Data records:
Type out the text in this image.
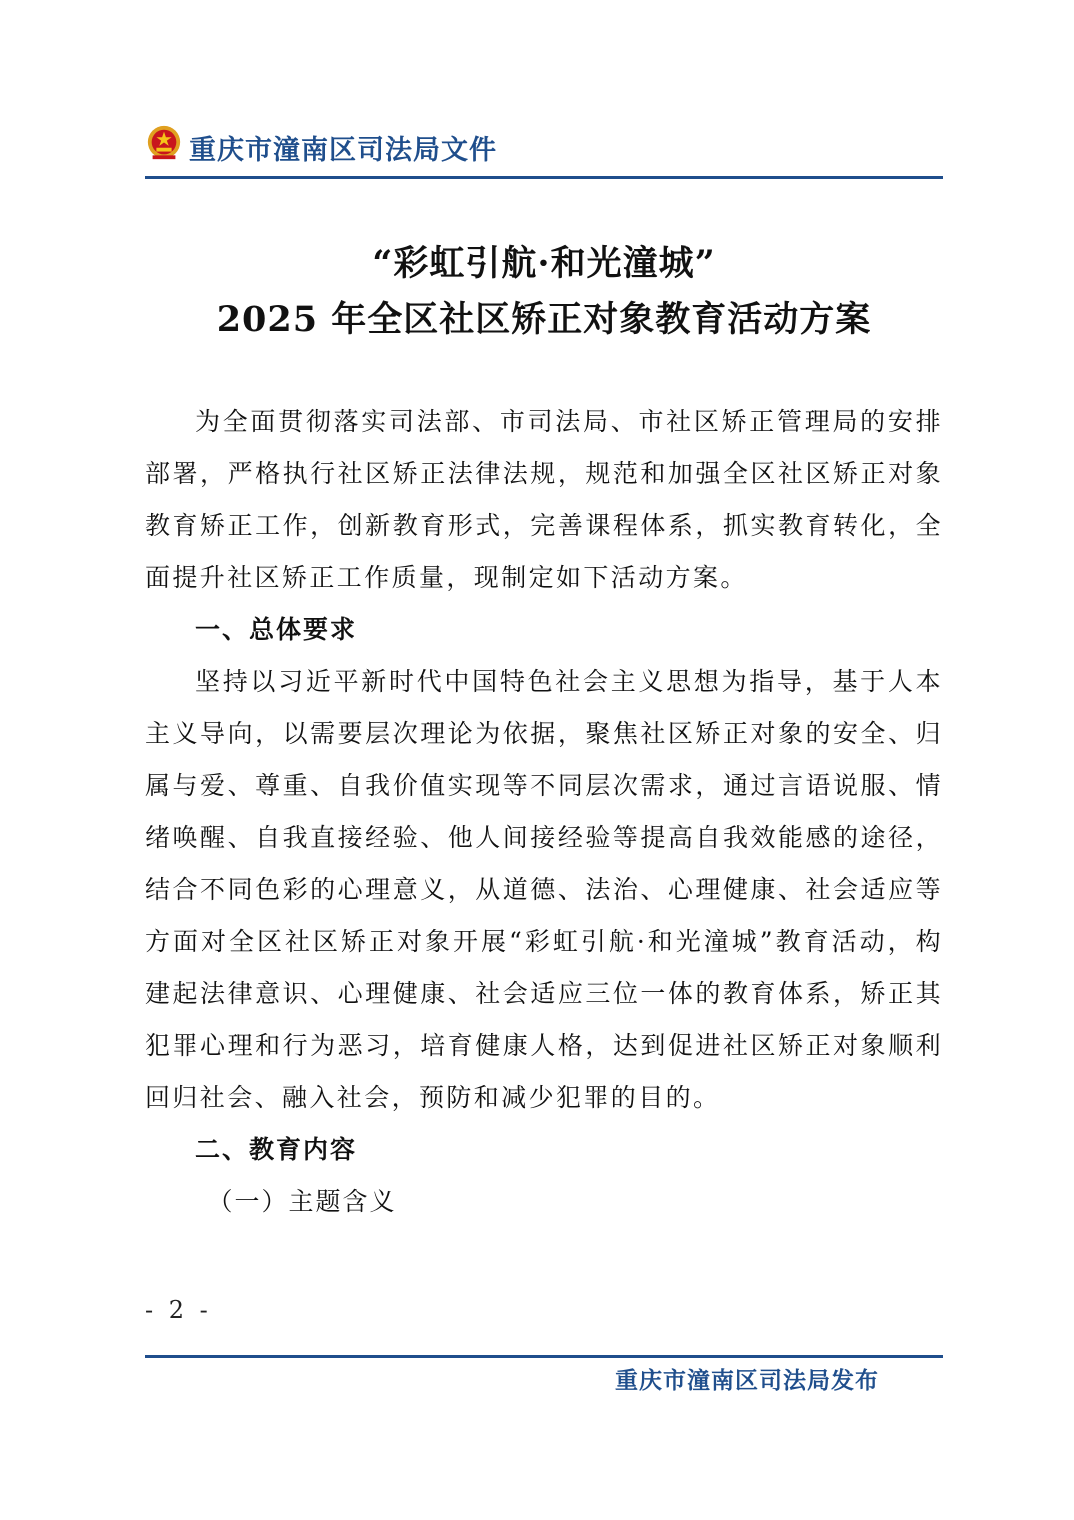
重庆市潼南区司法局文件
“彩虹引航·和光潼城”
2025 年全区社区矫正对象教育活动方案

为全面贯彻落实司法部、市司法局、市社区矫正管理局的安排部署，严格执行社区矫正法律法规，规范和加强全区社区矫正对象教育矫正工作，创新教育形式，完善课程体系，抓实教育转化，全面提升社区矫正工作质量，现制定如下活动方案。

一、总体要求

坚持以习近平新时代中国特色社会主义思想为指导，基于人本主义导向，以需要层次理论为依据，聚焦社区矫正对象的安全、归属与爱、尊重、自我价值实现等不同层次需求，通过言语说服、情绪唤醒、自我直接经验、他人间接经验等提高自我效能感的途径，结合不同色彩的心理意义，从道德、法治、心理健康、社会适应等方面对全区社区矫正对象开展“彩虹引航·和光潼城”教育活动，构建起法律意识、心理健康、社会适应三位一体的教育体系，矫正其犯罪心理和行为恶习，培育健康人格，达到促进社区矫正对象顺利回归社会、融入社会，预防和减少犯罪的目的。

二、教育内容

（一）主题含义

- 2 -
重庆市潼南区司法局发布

# DO THIS
Each line that contains the string "和光潼城" counts once; report how many such lines the entries have, giving only the number.

# SOLVED PROBLEM
2